- Reading text
· · · ·

RULE 26.  GENERAL PROVISIONS GOVERNING DISCOVERY

      (a) Discovery Methods.  At any time after the filing of a joint case conference report, or not sooner than 10 days after a party has filed a separate case conference report, or upon order by the court or discovery commissioner, any party who has complied with Rule 16.1(a)(1) may obtain discovery by one or more of the following additional methods: depositions upon oral examination or written questions; written interrogatories; production of documents or things or permission to enter upon land or other property under Rule 34 or Rule 45(a)(1)(C), for inspection and other purposes; physical and mental examinations; and requests for admission.

      [As amended; effective January 1, 2005.]

       (b) Discovery Scope and Limits.  Unless otherwise limited by order of the court in accordance with these rules, the scope of discovery is as follows:

              (1) In General.  Parties may obtain discovery regarding any matter, not privileged, which is relevant to the subject matter involved in the pending action, whether it relates to the claim or defense of the party seeking discovery or to the claim or defense of any other party, including the existence, description, nature, custody, condition and location of any books, documents, or other tangible things and the identity and location of persons having knowledge of any discoverable matter. It is not ground for objection that the information sought will be inadmissible at the trial if the information sought appears reasonably calculated to lead to the discovery of admissible evidence. All discovery is subject to the limitations imposed by Rule 26(b)(2)(i), (ii), and (iii).

              (2) Limitations.  By order, the court may alter the limits in these rules or set limits on the number of depositions and interrogatories, the length of depositions under Rule 30 or the number of requests under Rule 36. The frequency or extent of use of the discovery methods otherwise permitted under these rules and by any local rule shall be limited by the court if it determines that: (i) the discovery sought is unreasonably cumulative or duplicative, or is obtainable from some other source that is more convenient, less burdensome, or less expensive; (ii) the party seeking discovery has had ample opportunity by discovery in the action to obtain the information sought; or (iii) the discovery is unduly burdensome or expensive, taking into account the needs of the case, the amount in controversy, limitations on the parties’ resources, and the importance of the issues at stake in the litigation. The court may act upon its own initiative after reasonable notice or pursuant to a motion under subdivision (c) of this rule.

              (3) Trial Preparation: Materials.  Subject to the provisions of subdivision (b)(4) of this rule, a party may obtain discovery of documents and tangible things otherwise discoverable under subdivision (b)(1) of this rule and prepared in anticipation of litigation or for trial by or for another party or by or for that other party’s representative (including the other party’s attorney, consultant, surety, indemnitor, insurer, or agent) only upon a showing that the party seeking discovery has substantial need of the materials in the preparation of the party’s case and that the party is unable without undue hardship to obtain the substantial equivalent of the materials by other means. In ordering discovery of such materials when the required showing has been made, the court shall protect against disclosure of the mental impressions, conclusions, opinions, or legal theories of an attorney or other representative of a party concerning the litigation.

· · · ·

- Provided material
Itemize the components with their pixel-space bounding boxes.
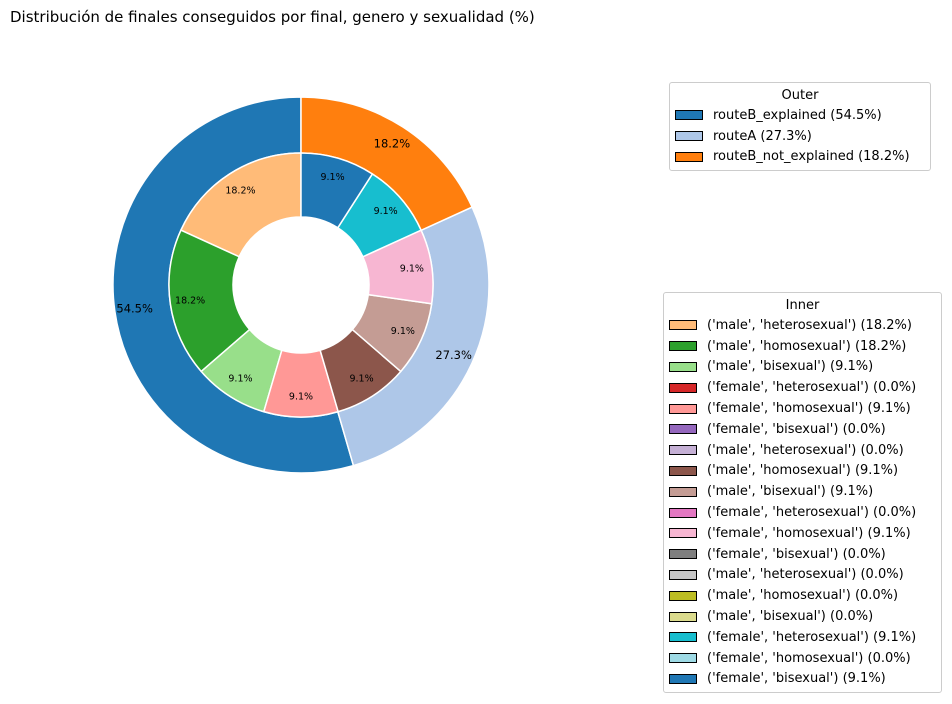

· · · ·

- What this exercise asks
[a] Using the discovery rule, answer each question:
(i) How long after a party files a separate case conference report may discovery begin?
(ii) What is not ground for objection to information sought in discovery?
(iii) When ordering discovery of trial preparation materials, what must the court protect against disclosing?
[b] Write the next part of the discovery rule, beginning after the final sentence of its trial preparation provision.
The lines that come after the discovery rule aren't needed for this work.

- Results by task
[a]
(i) Not sooner than 10 days after that filing.
(ii) That the information sought will be inadmissible at the trial, if it appears reasonably calculated to lead to the discovery of admissible evidence.
(iii) The mental impressions, conclusions, opinions, or legal theories of an attorney or other representative of a party concerning the litigation.

[b]
       A party may obtain without the required showing a statement concerning the action or its subject matter previously made by that party. Upon request, a person not a party may obtain without the required showing a statement concerning the action or its subject matter previously made by that person. If the request is refused, the person may move for a court order. The provisions of Rule 37(a)(4) apply to the award of expenses incurred in relation to the motion. For purposes of this paragraph, a statement previously made is (A) a written statement signed or otherwise adopted or approved by the person making it, or (B) a stenographic, mechanical, electrical, or other recording, or a transcription thereof, which is a substantially verbatim recital of an oral statement by the person making it and contemporaneously recorded.

              (4) Trial Preparation: Experts.

                    (A) A party may depose any person who has been identified as an expert whose opinions may be presented at trial. If a report from the expert is required under Rule 16.1(a)(2)(B) or 16.2(a)(3), the deposition shall not be conducted until after the report is provided.

      [As amended; effective July 1, 2008.]

                    (B) A party may, through interrogatories or by deposition, discover facts known or opinions held by an expert who has been retained or specially employed by another party in anticipation of litigation or preparation for trial and who is not expected to be called as a witness at trial, only as provided in Rule 35(b) or upon a showing of exceptional circumstances under which it is impracticable for the party seeking discovery to obtain facts or opinions on the same subject by other means.

                    (C) Unless manifest injustice would result, (i) the court shall require that the party seeking discovery pay the expert a reasonable fee for time spent in responding to discovery under this subdivision; and (ii) with respect to discovery obtained under subdivision (b)(4)(B) of this rule, the court shall require the party seeking discovery to pay the other party a fair portion of the fees and expenses reasonably incurred by the latter party in obtaining facts and opinions from the expert.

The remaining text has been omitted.